▸ Input rows:
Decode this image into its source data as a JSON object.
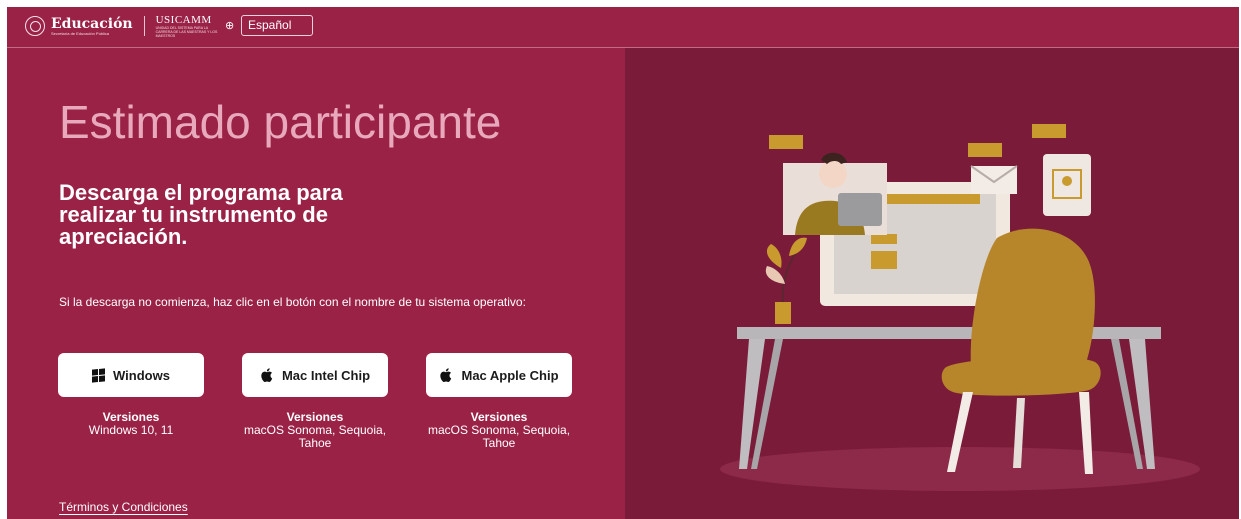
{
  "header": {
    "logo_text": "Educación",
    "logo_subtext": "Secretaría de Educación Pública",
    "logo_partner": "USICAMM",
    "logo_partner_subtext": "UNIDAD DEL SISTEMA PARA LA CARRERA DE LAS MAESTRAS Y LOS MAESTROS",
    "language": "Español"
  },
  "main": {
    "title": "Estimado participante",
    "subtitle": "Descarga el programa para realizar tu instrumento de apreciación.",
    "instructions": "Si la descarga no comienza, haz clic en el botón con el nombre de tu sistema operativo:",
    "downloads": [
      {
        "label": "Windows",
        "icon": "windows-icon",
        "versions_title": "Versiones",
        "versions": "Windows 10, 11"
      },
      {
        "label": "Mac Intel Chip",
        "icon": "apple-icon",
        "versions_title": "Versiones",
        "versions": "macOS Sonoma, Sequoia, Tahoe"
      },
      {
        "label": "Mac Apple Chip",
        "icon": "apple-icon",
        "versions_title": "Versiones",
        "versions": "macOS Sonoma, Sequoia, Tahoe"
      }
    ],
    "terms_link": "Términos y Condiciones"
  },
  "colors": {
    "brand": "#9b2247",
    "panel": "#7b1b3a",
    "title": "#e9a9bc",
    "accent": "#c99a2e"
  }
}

--

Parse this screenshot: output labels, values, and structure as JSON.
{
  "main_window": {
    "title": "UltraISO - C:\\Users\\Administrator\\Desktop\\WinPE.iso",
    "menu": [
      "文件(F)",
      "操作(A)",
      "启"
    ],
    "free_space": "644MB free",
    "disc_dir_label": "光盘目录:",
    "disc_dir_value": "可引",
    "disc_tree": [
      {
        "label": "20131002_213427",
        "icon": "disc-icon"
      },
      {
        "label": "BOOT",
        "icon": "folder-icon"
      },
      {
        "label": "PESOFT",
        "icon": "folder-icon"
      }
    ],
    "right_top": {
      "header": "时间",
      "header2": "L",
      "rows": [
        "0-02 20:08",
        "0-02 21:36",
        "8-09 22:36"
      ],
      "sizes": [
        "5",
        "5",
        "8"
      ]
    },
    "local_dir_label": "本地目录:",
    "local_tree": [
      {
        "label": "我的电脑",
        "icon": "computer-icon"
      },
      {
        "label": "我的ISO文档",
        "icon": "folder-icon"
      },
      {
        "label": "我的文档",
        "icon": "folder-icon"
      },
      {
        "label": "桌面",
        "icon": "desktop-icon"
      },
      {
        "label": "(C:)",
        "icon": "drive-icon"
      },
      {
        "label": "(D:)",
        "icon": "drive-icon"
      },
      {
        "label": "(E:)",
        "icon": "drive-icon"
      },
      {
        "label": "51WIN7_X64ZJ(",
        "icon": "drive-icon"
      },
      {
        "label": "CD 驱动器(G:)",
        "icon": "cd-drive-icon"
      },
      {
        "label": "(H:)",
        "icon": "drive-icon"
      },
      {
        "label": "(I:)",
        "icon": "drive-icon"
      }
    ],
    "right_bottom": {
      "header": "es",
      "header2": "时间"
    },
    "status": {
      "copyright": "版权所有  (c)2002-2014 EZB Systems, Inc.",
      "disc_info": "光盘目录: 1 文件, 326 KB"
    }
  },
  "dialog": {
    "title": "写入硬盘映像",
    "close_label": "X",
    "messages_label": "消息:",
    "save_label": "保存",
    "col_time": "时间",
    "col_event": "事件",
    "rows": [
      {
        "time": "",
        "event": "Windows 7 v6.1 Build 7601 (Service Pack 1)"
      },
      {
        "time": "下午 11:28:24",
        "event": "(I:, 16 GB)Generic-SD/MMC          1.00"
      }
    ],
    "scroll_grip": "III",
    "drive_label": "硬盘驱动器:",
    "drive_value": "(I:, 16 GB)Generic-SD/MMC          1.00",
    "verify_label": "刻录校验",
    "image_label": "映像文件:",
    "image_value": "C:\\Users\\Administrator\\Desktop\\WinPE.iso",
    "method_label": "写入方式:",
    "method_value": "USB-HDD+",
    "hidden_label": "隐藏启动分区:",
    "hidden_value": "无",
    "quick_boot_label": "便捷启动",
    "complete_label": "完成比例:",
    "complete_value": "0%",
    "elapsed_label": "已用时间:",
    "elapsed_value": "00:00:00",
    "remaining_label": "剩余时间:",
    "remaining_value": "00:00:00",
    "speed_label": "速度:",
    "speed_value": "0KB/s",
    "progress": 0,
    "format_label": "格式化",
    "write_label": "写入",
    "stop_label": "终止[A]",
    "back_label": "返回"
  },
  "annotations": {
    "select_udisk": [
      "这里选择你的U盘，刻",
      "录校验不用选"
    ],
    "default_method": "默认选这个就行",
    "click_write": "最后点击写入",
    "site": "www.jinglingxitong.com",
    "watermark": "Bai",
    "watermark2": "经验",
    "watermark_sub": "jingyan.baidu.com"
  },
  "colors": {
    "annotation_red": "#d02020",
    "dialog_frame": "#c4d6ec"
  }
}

▸ Job:
Wherever "Educación" shows up in a line, copy that line.

▸ In response:
    "logo_text": "Educación",
    "logo_subtext": "Secretaría de Educación Pública",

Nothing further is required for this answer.